• _WHAT YOU NEED TO DO_
Here are some records; quote them exactly, leaving out the pictures.

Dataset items
::::

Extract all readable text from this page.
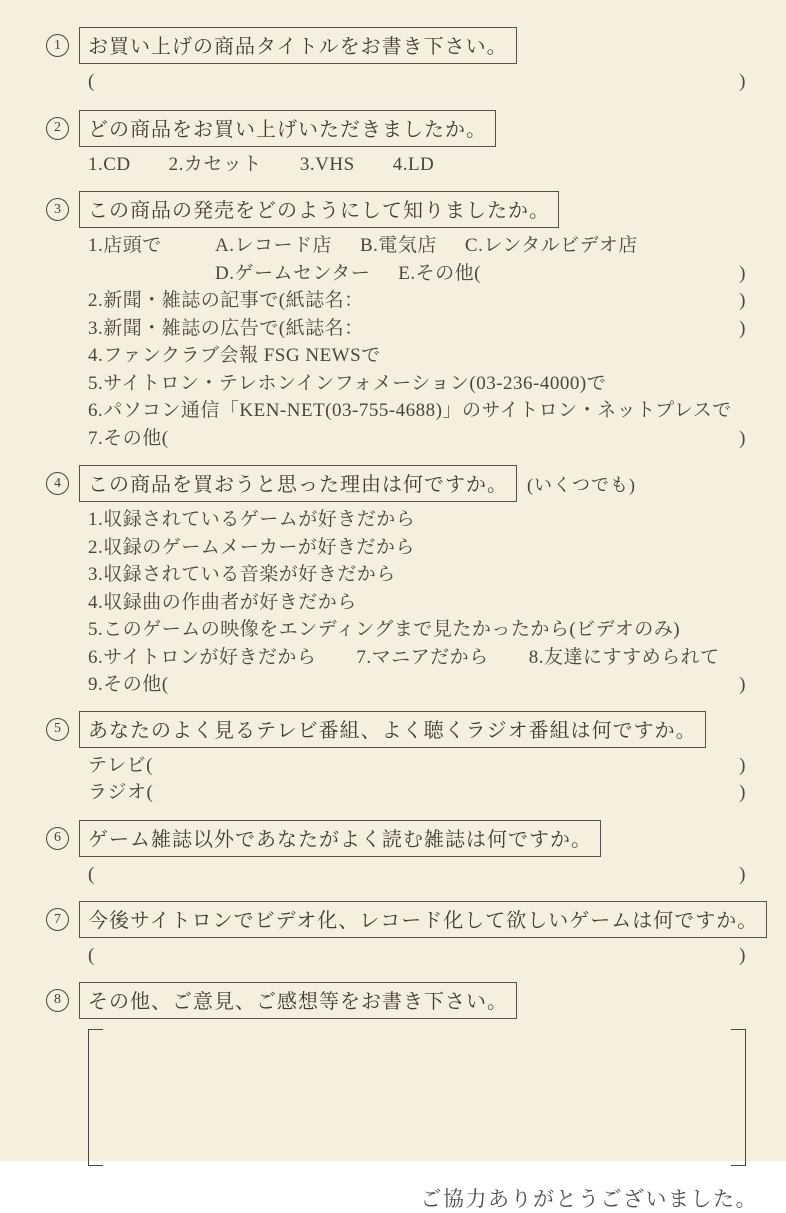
1	お買い上げの商品タイトルをお書き下さい。
(	)
2	どの商品をお買い上げいただきましたか。
1.CD 2.カセット 3.VHS 4.LD
3	この商品の発売をどのようにして知りましたか。
1.店頭で	A.レコード店 B.電気店 C.レンタルビデオ店
D.ゲームセンター E.その他(	)
2.新聞・雑誌の記事で(紙誌名：	)
3.新聞・雑誌の広告で(紙誌名：	)
4.ファンクラブ会報 FSG NEWSで
5.サイトロン・テレホンインフォメーション(03-236-4000)で
6.パソコン通信「KEN-NET(03-755-4688)」のサイトロン・ネットプレスで
7.その他(	)
4	この商品を買おうと思った理由は何ですか。	(いくつでも)
1.収録されているゲームが好きだから
2.収録のゲームメーカーが好きだから
3.収録されている音楽が好きだから
4.収録曲の作曲者が好きだから
5.このゲームの映像をエンディングまで見たかったから(ビデオのみ)
6.サイトロンが好きだから 7.マニアだから 8.友達にすすめられて
9.その他(	)
5	あなたのよく見るテレビ番組、よく聴くラジオ番組は何ですか。
テレビ(	)
ラジオ(	)
6	ゲーム雑誌以外であなたがよく読む雑誌は何ですか。
(	)
7	今後サイトロンでビデオ化、レコード化して欲しいゲームは何ですか。
(	)
8	その他、ご意見、ご感想等をお書き下さい。
ご協力ありがとうございました。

::::

• _TASK RESPONSE_
Extract all readable text from this page.
1	お買い上げの商品タイトルをお書き下さい。
(	)
2	どの商品をお買い上げいただきましたか。
1.CD 2.カセット 3.VHS 4.LD
3	この商品の発売をどのようにして知りましたか。
1.店頭で	A.レコード店 B.電気店 C.レンタルビデオ店
D.ゲームセンター E.その他(	)
2.新聞・雑誌の記事で(紙誌名：	)
3.新聞・雑誌の広告で(紙誌名：	)
4.ファンクラブ会報 FSG NEWSで
5.サイトロン・テレホンインフォメーション(03-236-4000)で
6.パソコン通信「KEN-NET(03-755-4688)」のサイトロン・ネットプレスで
7.その他(	)
4	この商品を買おうと思った理由は何ですか。	(いくつでも)
1.収録されているゲームが好きだから
2.収録のゲームメーカーが好きだから
3.収録されている音楽が好きだから
4.収録曲の作曲者が好きだから
5.このゲームの映像をエンディングまで見たかったから(ビデオのみ)
6.サイトロンが好きだから 7.マニアだから 8.友達にすすめられて
9.その他(	)
5	あなたのよく見るテレビ番組、よく聴くラジオ番組は何ですか。
テレビ(	)
ラジオ(	)
6	ゲーム雑誌以外であなたがよく読む雑誌は何ですか。
(	)
7	今後サイトロンでビデオ化、レコード化して欲しいゲームは何ですか。
(	)
8	その他、ご意見、ご感想等をお書き下さい。
ご協力ありがとうございました。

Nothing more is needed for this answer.